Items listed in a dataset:
--- --- ---
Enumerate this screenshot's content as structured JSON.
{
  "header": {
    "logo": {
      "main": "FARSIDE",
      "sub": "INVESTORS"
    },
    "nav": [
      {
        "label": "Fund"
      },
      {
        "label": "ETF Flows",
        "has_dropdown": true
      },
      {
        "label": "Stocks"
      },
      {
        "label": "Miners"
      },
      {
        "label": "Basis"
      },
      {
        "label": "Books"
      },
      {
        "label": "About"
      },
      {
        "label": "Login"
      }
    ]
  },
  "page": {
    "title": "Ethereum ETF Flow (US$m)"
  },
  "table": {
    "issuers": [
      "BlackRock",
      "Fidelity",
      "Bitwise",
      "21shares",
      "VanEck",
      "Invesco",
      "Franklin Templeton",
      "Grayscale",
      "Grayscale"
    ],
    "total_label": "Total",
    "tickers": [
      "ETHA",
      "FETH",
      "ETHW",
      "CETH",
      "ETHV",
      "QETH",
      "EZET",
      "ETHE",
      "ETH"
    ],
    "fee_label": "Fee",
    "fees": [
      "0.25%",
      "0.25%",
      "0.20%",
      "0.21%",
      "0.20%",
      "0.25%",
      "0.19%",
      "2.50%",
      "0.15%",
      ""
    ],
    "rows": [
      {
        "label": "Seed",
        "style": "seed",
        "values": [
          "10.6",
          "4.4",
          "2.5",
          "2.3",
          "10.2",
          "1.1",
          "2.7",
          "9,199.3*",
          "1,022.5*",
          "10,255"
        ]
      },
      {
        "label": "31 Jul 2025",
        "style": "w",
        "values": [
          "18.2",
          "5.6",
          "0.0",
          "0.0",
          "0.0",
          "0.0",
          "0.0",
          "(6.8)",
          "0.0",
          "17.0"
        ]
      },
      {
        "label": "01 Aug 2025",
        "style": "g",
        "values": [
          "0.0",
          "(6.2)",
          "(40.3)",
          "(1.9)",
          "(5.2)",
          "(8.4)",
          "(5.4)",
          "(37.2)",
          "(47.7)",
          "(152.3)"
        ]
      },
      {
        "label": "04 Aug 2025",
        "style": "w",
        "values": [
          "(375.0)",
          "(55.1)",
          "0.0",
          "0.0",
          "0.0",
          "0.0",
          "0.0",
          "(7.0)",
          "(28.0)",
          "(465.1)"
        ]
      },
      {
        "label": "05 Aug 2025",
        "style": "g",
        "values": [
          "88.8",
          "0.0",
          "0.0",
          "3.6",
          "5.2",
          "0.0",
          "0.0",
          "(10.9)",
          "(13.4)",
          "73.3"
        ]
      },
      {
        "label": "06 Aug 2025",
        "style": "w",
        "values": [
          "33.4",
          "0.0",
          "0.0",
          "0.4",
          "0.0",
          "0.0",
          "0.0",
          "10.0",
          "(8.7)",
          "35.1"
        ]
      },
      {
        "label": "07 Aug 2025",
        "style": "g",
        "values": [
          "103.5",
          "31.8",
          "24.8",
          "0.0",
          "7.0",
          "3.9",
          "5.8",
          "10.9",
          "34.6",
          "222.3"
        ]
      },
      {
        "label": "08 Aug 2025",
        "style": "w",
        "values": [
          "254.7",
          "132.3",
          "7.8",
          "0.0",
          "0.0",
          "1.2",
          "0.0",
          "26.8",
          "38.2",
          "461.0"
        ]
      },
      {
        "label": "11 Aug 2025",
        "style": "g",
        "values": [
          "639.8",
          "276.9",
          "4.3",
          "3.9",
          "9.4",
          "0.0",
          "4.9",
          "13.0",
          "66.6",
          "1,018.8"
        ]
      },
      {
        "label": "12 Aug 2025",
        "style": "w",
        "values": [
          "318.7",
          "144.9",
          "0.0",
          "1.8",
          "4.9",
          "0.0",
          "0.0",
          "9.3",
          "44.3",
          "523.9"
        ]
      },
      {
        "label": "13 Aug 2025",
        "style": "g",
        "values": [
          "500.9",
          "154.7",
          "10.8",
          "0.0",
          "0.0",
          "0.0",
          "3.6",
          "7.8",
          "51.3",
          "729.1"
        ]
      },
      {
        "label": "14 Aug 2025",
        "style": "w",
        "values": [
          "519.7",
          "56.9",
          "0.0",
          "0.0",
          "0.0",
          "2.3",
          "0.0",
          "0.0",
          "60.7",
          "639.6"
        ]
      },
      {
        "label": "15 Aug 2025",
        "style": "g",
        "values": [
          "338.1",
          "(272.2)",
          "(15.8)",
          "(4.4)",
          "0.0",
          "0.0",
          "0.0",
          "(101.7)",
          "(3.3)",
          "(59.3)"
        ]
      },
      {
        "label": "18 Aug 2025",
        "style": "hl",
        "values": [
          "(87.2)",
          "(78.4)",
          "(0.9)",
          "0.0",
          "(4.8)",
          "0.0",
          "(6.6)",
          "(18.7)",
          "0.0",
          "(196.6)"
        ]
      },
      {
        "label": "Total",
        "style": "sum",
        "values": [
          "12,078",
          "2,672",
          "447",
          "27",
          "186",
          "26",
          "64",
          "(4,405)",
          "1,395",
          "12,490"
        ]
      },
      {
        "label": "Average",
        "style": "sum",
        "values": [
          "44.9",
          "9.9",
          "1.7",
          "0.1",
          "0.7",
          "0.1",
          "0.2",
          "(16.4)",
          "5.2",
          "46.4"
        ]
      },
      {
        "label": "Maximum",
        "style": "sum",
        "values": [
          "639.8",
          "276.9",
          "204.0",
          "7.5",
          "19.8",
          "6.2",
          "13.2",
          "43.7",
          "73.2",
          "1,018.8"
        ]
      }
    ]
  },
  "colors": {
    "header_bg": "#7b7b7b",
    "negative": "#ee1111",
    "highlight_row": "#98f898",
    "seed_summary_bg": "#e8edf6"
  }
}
--- --- ---
Aim of the task
Copy all the lines, exactly.

Answer in full
Enumerate this screenshot's content as structured JSON.
{
  "header": {
    "logo": {
      "main": "FARSIDE",
      "sub": "INVESTORS"
    },
    "nav": [
      {
        "label": "Fund"
      },
      {
        "label": "ETF Flows",
        "has_dropdown": true
      },
      {
        "label": "Stocks"
      },
      {
        "label": "Miners"
      },
      {
        "label": "Basis"
      },
      {
        "label": "Books"
      },
      {
        "label": "About"
      },
      {
        "label": "Login"
      }
    ]
  },
  "page": {
    "title": "Ethereum ETF Flow (US$m)"
  },
  "table": {
    "issuers": [
      "BlackRock",
      "Fidelity",
      "Bitwise",
      "21shares",
      "VanEck",
      "Invesco",
      "Franklin Templeton",
      "Grayscale",
      "Grayscale"
    ],
    "total_label": "Total",
    "tickers": [
      "ETHA",
      "FETH",
      "ETHW",
      "CETH",
      "ETHV",
      "QETH",
      "EZET",
      "ETHE",
      "ETH"
    ],
    "fee_label": "Fee",
    "fees": [
      "0.25%",
      "0.25%",
      "0.20%",
      "0.21%",
      "0.20%",
      "0.25%",
      "0.19%",
      "2.50%",
      "0.15%",
      ""
    ],
    "rows": [
      {
        "label": "Seed",
        "style": "seed",
        "values": [
          "10.6",
          "4.4",
          "2.5",
          "2.3",
          "10.2",
          "1.1",
          "2.7",
          "9,199.3*",
          "1,022.5*",
          "10,255"
        ]
      },
      {
        "label": "31 Jul 2025",
        "style": "w",
        "values": [
          "18.2",
          "5.6",
          "0.0",
          "0.0",
          "0.0",
          "0.0",
          "0.0",
          "(6.8)",
          "0.0",
          "17.0"
        ]
      },
      {
        "label": "01 Aug 2025",
        "style": "g",
        "values": [
          "0.0",
          "(6.2)",
          "(40.3)",
          "(1.9)",
          "(5.2)",
          "(8.4)",
          "(5.4)",
          "(37.2)",
          "(47.7)",
          "(152.3)"
        ]
      },
      {
        "label": "04 Aug 2025",
        "style": "w",
        "values": [
          "(375.0)",
          "(55.1)",
          "0.0",
          "0.0",
          "0.0",
          "0.0",
          "0.0",
          "(7.0)",
          "(28.0)",
          "(465.1)"
        ]
      },
      {
        "label": "05 Aug 2025",
        "style": "g",
        "values": [
          "88.8",
          "0.0",
          "0.0",
          "3.6",
          "5.2",
          "0.0",
          "0.0",
          "(10.9)",
          "(13.4)",
          "73.3"
        ]
      },
      {
        "label": "06 Aug 2025",
        "style": "w",
        "values": [
          "33.4",
          "0.0",
          "0.0",
          "0.4",
          "0.0",
          "0.0",
          "0.0",
          "10.0",
          "(8.7)",
          "35.1"
        ]
      },
      {
        "label": "07 Aug 2025",
        "style": "g",
        "values": [
          "103.5",
          "31.8",
          "24.8",
          "0.0",
          "7.0",
          "3.9",
          "5.8",
          "10.9",
          "34.6",
          "222.3"
        ]
      },
      {
        "label": "08 Aug 2025",
        "style": "w",
        "values": [
          "254.7",
          "132.3",
          "7.8",
          "0.0",
          "0.0",
          "1.2",
          "0.0",
          "26.8",
          "38.2",
          "461.0"
        ]
      },
      {
        "label": "11 Aug 2025",
        "style": "g",
        "values": [
          "639.8",
          "276.9",
          "4.3",
          "3.9",
          "9.4",
          "0.0",
          "4.9",
          "13.0",
          "66.6",
          "1,018.8"
        ]
      },
      {
        "label": "12 Aug 2025",
        "style": "w",
        "values": [
          "318.7",
          "144.9",
          "0.0",
          "1.8",
          "4.9",
          "0.0",
          "0.0",
          "9.3",
          "44.3",
          "523.9"
        ]
      },
      {
        "label": "13 Aug 2025",
        "style": "g",
        "values": [
          "500.9",
          "154.7",
          "10.8",
          "0.0",
          "0.0",
          "0.0",
          "3.6",
          "7.8",
          "51.3",
          "729.1"
        ]
      },
      {
        "label": "14 Aug 2025",
        "style": "w",
        "values": [
          "519.7",
          "56.9",
          "0.0",
          "0.0",
          "0.0",
          "2.3",
          "0.0",
          "0.0",
          "60.7",
          "639.6"
        ]
      },
      {
        "label": "15 Aug 2025",
        "style": "g",
        "values": [
          "338.1",
          "(272.2)",
          "(15.8)",
          "(4.4)",
          "0.0",
          "0.0",
          "0.0",
          "(101.7)",
          "(3.3)",
          "(59.3)"
        ]
      },
      {
        "label": "18 Aug 2025",
        "style": "hl",
        "values": [
          "(87.2)",
          "(78.4)",
          "(0.9)",
          "0.0",
          "(4.8)",
          "0.0",
          "(6.6)",
          "(18.7)",
          "0.0",
          "(196.6)"
        ]
      },
      {
        "label": "Total",
        "style": "sum",
        "values": [
          "12,078",
          "2,672",
          "447",
          "27",
          "186",
          "26",
          "64",
          "(4,405)",
          "1,395",
          "12,490"
        ]
      },
      {
        "label": "Average",
        "style": "sum",
        "values": [
          "44.9",
          "9.9",
          "1.7",
          "0.1",
          "0.7",
          "0.1",
          "0.2",
          "(16.4)",
          "5.2",
          "46.4"
        ]
      },
      {
        "label": "Maximum",
        "style": "sum",
        "values": [
          "639.8",
          "276.9",
          "204.0",
          "7.5",
          "19.8",
          "6.2",
          "13.2",
          "43.7",
          "73.2",
          "1,018.8"
        ]
      }
    ]
  },
  "colors": {
    "header_bg": "#7b7b7b",
    "negative": "#ee1111",
    "highlight_row": "#98f898",
    "seed_summary_bg": "#e8edf6"
  }
}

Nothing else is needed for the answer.